### Exercise
Only the lines holding the string "fontforge" are needed. Copy each one.

[Collected data entries]
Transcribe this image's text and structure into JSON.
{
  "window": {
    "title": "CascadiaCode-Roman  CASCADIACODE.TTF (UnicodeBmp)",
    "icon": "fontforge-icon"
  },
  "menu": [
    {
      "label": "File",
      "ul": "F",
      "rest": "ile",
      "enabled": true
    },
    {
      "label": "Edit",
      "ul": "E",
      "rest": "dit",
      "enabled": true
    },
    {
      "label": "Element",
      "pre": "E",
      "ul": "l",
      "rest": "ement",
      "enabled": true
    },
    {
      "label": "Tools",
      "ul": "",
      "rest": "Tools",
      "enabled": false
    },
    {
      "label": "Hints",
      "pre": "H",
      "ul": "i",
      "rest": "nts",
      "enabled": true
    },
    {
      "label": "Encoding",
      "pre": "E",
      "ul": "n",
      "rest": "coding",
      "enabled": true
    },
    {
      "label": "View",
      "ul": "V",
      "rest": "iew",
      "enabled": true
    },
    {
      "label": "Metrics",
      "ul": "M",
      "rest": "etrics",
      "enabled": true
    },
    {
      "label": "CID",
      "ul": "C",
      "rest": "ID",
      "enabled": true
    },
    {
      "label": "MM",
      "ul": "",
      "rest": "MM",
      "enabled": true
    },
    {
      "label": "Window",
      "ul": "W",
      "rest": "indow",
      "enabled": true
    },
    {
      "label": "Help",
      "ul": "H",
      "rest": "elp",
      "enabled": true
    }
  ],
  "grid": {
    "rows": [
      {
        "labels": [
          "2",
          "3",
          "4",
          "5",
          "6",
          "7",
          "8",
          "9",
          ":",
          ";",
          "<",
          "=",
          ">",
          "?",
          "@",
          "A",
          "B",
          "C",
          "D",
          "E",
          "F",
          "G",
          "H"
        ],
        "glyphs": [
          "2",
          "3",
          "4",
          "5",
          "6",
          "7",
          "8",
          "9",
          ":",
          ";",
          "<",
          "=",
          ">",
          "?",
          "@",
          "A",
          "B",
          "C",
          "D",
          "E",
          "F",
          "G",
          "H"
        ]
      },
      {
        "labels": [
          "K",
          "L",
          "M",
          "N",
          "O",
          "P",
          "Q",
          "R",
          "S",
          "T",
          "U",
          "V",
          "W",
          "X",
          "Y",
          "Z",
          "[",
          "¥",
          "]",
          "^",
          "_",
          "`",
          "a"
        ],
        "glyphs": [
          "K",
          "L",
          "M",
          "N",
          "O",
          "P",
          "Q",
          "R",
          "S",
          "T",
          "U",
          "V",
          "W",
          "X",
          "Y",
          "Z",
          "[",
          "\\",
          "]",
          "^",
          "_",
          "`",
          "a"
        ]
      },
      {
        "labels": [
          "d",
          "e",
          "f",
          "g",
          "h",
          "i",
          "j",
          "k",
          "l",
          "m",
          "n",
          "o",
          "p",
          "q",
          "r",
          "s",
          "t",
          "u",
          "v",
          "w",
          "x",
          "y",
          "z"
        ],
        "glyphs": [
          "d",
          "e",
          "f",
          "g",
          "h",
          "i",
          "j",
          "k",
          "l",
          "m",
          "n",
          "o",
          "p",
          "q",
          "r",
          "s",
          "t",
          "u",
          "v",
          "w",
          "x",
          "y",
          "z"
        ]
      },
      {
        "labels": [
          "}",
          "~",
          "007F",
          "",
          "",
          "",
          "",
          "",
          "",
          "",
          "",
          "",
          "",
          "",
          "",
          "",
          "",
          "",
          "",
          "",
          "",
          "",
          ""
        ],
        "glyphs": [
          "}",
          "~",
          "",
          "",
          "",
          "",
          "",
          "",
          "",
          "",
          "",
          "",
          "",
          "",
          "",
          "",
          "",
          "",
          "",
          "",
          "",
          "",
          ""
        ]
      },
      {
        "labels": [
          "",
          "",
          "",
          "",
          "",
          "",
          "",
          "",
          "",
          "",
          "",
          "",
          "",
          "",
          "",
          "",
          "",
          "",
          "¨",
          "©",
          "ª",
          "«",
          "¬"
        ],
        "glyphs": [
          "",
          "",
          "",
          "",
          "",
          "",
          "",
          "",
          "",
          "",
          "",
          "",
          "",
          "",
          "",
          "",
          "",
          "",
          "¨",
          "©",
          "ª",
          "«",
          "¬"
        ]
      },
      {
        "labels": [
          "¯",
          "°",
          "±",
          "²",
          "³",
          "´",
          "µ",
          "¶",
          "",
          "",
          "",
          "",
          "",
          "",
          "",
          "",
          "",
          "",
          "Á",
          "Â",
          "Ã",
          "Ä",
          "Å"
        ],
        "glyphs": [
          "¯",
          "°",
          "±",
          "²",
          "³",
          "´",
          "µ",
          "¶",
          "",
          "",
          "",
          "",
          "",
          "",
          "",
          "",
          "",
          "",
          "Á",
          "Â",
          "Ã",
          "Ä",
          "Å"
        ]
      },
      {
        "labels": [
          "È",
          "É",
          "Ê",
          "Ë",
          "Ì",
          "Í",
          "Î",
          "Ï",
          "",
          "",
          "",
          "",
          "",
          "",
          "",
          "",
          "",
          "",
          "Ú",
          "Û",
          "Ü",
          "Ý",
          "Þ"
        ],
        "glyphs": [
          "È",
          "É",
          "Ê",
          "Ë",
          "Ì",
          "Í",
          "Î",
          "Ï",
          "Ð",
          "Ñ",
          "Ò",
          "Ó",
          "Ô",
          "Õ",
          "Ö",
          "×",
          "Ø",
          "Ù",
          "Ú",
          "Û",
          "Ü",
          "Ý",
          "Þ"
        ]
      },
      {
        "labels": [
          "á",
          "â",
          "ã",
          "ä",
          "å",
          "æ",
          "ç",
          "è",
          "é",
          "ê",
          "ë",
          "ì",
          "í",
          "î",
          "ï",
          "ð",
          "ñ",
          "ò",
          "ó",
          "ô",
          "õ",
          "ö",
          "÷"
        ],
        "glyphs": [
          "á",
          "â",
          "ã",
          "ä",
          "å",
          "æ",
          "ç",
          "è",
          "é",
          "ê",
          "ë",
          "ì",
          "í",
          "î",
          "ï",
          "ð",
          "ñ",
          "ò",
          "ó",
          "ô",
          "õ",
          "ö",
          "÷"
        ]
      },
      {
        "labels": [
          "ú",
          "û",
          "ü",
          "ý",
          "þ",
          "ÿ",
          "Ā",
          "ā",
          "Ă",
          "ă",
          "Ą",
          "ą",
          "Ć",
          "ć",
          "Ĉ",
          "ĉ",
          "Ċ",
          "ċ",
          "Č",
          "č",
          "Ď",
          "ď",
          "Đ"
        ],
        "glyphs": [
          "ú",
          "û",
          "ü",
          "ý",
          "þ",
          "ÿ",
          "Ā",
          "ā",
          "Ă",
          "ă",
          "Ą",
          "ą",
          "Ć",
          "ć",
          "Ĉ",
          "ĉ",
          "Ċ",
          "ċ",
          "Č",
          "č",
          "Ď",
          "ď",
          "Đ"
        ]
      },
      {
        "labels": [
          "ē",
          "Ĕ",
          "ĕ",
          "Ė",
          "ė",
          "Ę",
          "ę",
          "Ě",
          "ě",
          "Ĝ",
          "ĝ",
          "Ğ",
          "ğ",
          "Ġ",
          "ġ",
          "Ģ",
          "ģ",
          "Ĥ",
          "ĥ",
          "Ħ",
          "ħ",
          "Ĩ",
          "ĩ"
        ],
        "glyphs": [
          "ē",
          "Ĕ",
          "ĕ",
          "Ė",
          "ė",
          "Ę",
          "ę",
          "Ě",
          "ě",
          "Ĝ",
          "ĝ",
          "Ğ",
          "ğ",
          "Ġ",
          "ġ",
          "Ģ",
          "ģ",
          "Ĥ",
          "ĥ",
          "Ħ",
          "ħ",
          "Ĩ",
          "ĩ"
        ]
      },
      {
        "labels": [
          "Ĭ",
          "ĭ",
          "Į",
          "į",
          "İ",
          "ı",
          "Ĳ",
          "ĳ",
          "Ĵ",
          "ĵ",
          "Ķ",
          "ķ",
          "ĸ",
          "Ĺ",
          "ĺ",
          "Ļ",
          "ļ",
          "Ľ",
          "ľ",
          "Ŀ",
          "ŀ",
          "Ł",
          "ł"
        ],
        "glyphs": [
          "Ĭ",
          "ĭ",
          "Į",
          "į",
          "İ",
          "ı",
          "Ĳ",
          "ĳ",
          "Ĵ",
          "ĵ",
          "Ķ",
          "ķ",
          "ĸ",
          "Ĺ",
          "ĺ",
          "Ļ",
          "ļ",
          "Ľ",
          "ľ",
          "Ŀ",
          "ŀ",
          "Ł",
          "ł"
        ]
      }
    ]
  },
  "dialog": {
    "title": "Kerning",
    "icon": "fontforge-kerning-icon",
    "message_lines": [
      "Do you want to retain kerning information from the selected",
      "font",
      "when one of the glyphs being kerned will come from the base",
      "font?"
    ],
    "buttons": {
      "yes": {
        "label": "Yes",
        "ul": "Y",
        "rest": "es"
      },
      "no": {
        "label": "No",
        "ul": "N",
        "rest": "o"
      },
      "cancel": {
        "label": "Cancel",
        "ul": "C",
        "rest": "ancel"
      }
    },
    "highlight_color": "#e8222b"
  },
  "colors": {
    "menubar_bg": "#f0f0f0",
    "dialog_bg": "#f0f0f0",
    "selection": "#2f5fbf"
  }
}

### Answer to the exercise
    "icon": "fontforge-icon"
    "icon": "fontforge-kerning-icon",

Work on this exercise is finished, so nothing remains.